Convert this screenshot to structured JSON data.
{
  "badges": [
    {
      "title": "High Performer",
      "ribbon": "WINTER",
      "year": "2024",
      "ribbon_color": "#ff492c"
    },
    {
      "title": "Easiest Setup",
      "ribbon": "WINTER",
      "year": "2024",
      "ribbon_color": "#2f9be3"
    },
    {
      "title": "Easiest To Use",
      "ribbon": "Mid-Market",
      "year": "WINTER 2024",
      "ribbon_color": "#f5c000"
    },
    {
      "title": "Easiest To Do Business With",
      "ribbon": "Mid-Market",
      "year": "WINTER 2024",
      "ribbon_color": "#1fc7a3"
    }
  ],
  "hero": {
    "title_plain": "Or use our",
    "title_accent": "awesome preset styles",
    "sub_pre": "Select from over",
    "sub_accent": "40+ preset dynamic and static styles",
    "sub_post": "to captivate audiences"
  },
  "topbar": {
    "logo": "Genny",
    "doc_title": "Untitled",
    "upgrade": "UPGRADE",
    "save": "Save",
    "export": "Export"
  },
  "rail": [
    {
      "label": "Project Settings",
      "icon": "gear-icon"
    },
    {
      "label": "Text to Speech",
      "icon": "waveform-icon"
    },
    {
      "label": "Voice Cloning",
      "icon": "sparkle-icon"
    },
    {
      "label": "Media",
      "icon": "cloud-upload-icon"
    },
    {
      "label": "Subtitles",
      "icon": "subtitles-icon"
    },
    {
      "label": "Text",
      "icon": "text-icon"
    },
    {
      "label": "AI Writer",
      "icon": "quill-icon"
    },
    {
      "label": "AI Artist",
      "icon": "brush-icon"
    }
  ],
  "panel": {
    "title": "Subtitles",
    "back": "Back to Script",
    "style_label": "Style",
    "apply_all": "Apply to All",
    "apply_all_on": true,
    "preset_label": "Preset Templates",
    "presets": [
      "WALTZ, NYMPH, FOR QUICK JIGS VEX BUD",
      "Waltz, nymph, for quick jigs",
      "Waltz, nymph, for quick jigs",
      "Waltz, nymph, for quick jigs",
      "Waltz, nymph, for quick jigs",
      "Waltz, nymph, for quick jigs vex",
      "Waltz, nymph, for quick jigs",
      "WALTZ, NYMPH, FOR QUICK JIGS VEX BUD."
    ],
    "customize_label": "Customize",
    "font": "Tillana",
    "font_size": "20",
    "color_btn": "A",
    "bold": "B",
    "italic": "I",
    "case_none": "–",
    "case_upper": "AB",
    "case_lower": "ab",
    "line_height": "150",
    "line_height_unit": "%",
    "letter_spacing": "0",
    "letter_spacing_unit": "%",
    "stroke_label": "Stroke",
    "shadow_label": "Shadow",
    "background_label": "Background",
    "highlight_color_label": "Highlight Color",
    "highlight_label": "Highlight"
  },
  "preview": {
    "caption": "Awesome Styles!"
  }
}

• What this task involves
In the records, locate each line holding the string "Easiest" and copy it.

• Complete output
      "title": "Easiest Setup",
      "title": "Easiest To Use",
      "title": "Easiest To Do Business With",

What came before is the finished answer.